▶ EXCERTO FORNECIDO:

-=-=-

Comunidade

Carnaval à moda da Terceira em Toronto Casa dos Açores recebeu 11 grupos

Joana Leal

O Carnaval ou o Entrudo, como lhe queiram chamar, é uma festa com um significado particular para a maioria dos açorianos, sobretudo para os terceirenses. Na ilha Terceira as tradicionais danças e bailinhos conferem ao Carnaval um estilo singular e não é à toa que este povo é conhecido por ser o mais festeiro do Arquipélago.
Aqui em Toronto, na Casa dos Açores, não foi excepção. No sábado foram 11 os grupos que atuaram ao longo de dez horas. As letras foram inspirados no quotidiano e não faltou a crítica política e social. Mas como é Carnaval ninguém leva a mal.

-=-=-

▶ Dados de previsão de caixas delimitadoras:
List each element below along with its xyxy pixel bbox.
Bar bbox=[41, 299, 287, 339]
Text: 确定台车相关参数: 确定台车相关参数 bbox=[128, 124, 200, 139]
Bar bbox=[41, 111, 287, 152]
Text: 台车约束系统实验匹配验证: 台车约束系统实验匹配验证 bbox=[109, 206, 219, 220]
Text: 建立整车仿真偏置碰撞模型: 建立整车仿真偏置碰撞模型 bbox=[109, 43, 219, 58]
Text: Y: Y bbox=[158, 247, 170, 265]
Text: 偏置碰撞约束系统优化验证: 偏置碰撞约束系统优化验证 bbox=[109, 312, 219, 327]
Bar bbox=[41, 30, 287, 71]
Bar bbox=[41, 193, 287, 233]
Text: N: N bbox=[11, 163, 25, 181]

-=-=-

▶ REQUISITOS DO EXERCÍCIO:
[1] Extraia do texto sobre o Carnaval em Toronto o trecho que vai de "O Carnaval ou" até "festeiro do Arquipélago.".
[2] Escreva o que vem a seguir no texto sobre o Carnaval em Toronto, a partir do ponto em que ele termina.

▶ RESULTADOS DAS TAREFAS:
[1]
O Carnaval ou o Entrudo, como lhe queiram chamar, é uma festa com um significado particular para a maioria dos açorianos, sobretudo para os terceirenses. Na ilha Terceira as tradicionais danças e bailinhos conferem ao Carnaval um estilo singular e não é à toa que este povo é conhecido por ser o mais festeiro do Arquipélago.

[2]
Por ordem de actuação, a lista de grupos foi a seguinte: 1.º Bailinho da Graciosa; tema “Quem será o pai das crianças”; letra de Hélio Costa e música do grupo; 2.º Dança do Pandeiro dos Amigos da Terceira; tema: “A defender as nossas tradições”; letra de Armindo Amarante e música do grupo; 3.º Bailinho de Hamilton; tema “Dança do vizinho”; letra de Tony Silveira e música do grupo; 4.º Grupo dos Amigos das Tradições Terceirenses; tema: “Fofinha das confusões”; letra de Roberto Picanço e música de Manny Ramos; 5.º Bailinho da Banda do Senhor Santo Cristo; tema: “Desapega-te; letra e música do grupo; 6.º Grupo dos Amigos da Casa; tema: “As desgraças do Santo”; letra de Mário Fernandes e música de Bruno Silva e Ruben Martins; 7.º Irmandade do Emigrante; tema: “Uma tourada na Augusta”; letra e música do grupo; 8.º Grupo dos Jovens das Tradições Terceirenses; tema: “Família XXXL”; letra de João Mendonça e música de Carla Branco; 9.º Clube Português de Mississauga; tema: “Restaurante à moda do freguês”; letra de Rui Garcia e música do grupo; 10.º Bailinho da Igreja de S. José de Oakville; tema: “Duas velhas de viagem ao Canadá”; letra de Ramiro Nunes e música do grupo e 11.º Grupo da Caloura; tema “Cá em casa manda a Rosa”; letra de João Mendonça e música do grupo.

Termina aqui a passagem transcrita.